### Set exercise
Wherever a line in the data below holds "content", copy that line.

+===+

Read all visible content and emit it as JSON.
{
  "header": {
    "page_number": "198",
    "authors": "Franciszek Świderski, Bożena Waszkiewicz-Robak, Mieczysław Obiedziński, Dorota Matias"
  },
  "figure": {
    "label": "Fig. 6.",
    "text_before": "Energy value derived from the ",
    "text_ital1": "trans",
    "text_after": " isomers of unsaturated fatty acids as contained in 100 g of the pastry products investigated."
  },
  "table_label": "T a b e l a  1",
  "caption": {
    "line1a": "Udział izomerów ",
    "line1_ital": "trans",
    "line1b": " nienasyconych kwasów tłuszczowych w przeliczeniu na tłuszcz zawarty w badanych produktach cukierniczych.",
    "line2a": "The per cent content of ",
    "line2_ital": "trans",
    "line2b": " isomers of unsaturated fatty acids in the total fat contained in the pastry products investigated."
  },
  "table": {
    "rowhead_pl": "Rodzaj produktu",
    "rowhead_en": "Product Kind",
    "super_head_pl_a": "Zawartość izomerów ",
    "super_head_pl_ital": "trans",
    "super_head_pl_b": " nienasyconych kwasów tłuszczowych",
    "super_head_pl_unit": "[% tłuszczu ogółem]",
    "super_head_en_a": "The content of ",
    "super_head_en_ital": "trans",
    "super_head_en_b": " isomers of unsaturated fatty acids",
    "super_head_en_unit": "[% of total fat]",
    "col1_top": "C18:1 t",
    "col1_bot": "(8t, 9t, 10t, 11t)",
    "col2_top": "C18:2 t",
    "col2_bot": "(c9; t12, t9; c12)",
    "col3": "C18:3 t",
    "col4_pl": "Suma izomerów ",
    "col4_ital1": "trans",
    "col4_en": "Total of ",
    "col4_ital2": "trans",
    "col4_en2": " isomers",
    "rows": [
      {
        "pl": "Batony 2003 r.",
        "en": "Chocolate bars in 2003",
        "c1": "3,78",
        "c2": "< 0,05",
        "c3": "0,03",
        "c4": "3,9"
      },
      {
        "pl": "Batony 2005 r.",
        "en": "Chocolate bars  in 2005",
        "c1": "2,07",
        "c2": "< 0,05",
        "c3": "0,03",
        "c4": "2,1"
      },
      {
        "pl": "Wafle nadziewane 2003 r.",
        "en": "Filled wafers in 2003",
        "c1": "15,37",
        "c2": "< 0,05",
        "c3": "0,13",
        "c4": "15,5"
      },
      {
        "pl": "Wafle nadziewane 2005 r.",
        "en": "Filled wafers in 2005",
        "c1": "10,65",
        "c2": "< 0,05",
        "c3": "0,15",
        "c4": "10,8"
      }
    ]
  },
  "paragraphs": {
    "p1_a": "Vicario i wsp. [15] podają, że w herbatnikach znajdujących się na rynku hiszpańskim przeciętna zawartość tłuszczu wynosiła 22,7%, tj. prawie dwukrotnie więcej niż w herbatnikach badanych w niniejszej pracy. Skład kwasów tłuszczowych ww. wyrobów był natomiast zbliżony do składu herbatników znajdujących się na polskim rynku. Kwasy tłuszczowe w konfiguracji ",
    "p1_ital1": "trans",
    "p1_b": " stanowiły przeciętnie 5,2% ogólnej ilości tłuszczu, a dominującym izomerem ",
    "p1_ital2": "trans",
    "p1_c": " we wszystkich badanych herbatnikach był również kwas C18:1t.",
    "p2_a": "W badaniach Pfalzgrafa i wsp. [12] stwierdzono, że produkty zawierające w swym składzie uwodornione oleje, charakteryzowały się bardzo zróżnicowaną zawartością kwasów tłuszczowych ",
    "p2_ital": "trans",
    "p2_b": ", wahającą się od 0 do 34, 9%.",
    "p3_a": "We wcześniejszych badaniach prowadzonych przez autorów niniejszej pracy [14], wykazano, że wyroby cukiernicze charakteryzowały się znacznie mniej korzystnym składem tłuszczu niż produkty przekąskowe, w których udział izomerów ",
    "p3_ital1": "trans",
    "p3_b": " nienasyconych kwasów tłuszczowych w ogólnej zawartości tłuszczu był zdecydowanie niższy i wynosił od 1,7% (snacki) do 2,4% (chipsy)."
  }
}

+===+

### Written answer
Read all visible content and emit it as JSON.
    "line2a": "The per cent content of ",
    "super_head_en_a": "The content of ",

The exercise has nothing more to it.